■ **REQUIRED TASK**
Please set out the lines below as a numbered list, leaving out blank lines and any pictures.

■ **RECORDS FOR THE TASK**
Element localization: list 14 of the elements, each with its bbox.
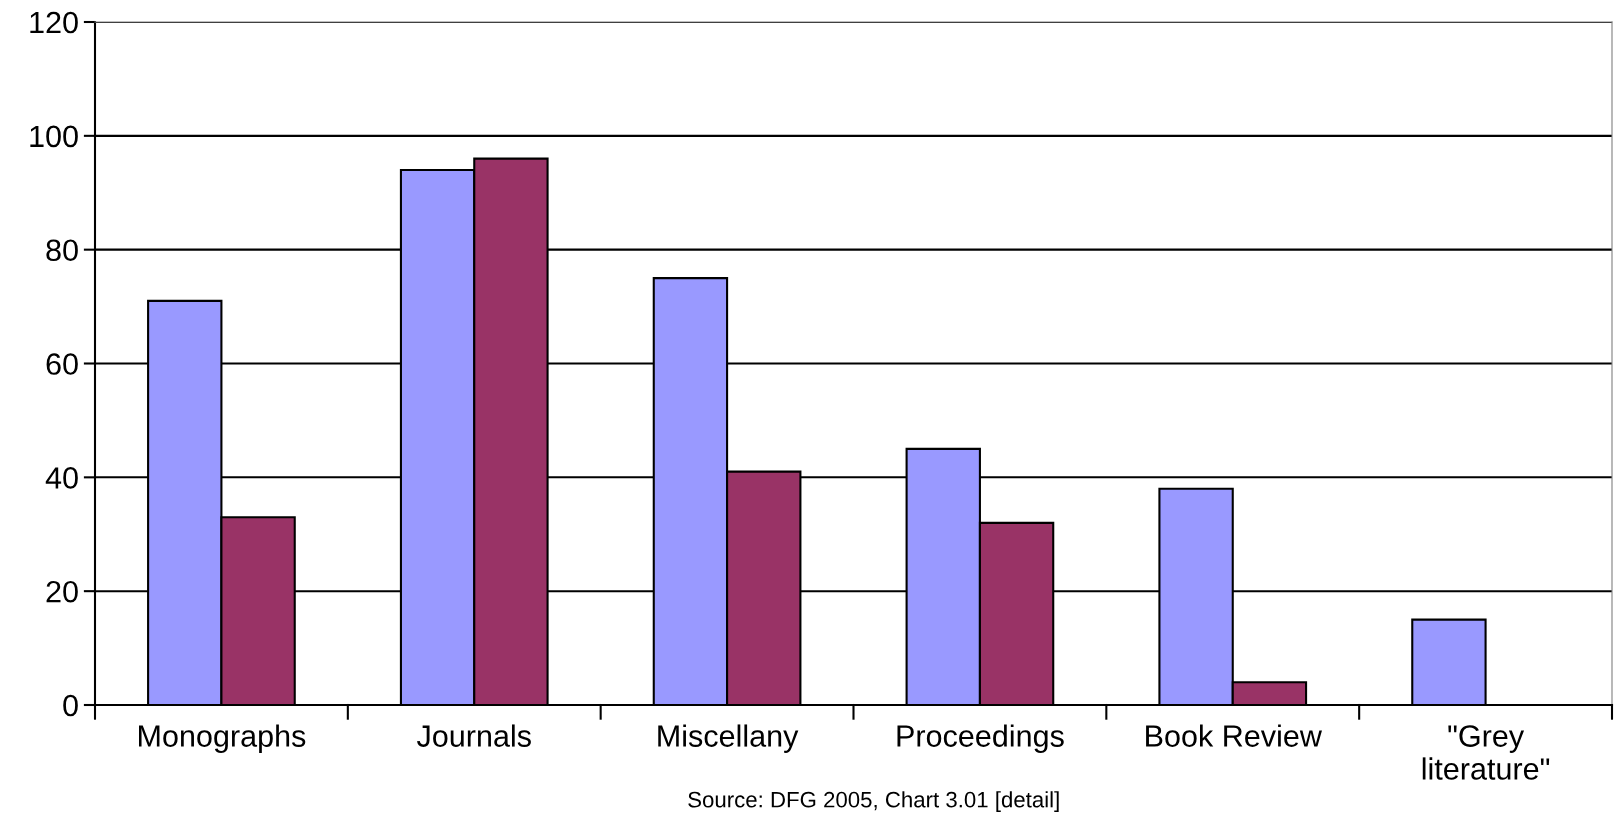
x-tick-label: Miscellany xyxy=(658,724,799,753)
y-tick-label: 0 xyxy=(63,694,78,717)
x-tick-label: Monographs xyxy=(139,724,306,753)
x-tick-label: "Grey literature" xyxy=(1422,725,1550,780)
y-tick-label: 80 xyxy=(46,239,78,262)
y-tick-label: 40 xyxy=(45,467,78,489)
y-tick-label: 120 xyxy=(30,11,78,34)
source-note: Source: DFG 2005, Chart 3.01 [detail] xyxy=(688,791,1059,812)
x-tick-label: Proceedings xyxy=(897,724,1064,753)
y-tick-label: 60 xyxy=(46,353,78,375)
y-tick-label: 100 xyxy=(30,125,78,148)
y-tick-label: 20 xyxy=(46,580,78,603)
x-tick-label: Journals xyxy=(416,724,531,747)
x-tick-label: Book Review xyxy=(1146,724,1322,747)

■ **SOLVED EXERCISE**
1. Element localization: list 14 of the elements, each with its bbox.
2. x-tick-label: Miscellany xyxy=(658,724,799,753)
3. y-tick-label: 0 xyxy=(63,694,78,717)
4. x-tick-label: Monographs xyxy=(139,724,306,753)
5. x-tick-label: "Grey literature" xyxy=(1422,725,1550,780)
6. y-tick-label: 80 xyxy=(46,239,78,262)
7. y-tick-label: 40 xyxy=(45,467,78,489)
8. y-tick-label: 120 xyxy=(30,11,78,34)
9. source-note: Source: DFG 2005, Chart 3.01 [detail] xyxy=(688,791,1059,812)
10. x-tick-label: Proceedings xyxy=(897,724,1064,753)
11. y-tick-label: 60 xyxy=(46,353,78,375)
12. y-tick-label: 100 xyxy=(30,125,78,148)
13. y-tick-label: 20 xyxy=(46,580,78,603)
14. x-tick-label: Journals xyxy=(416,724,531,747)
15. x-tick-label: Book Review xyxy=(1146,724,1322,747)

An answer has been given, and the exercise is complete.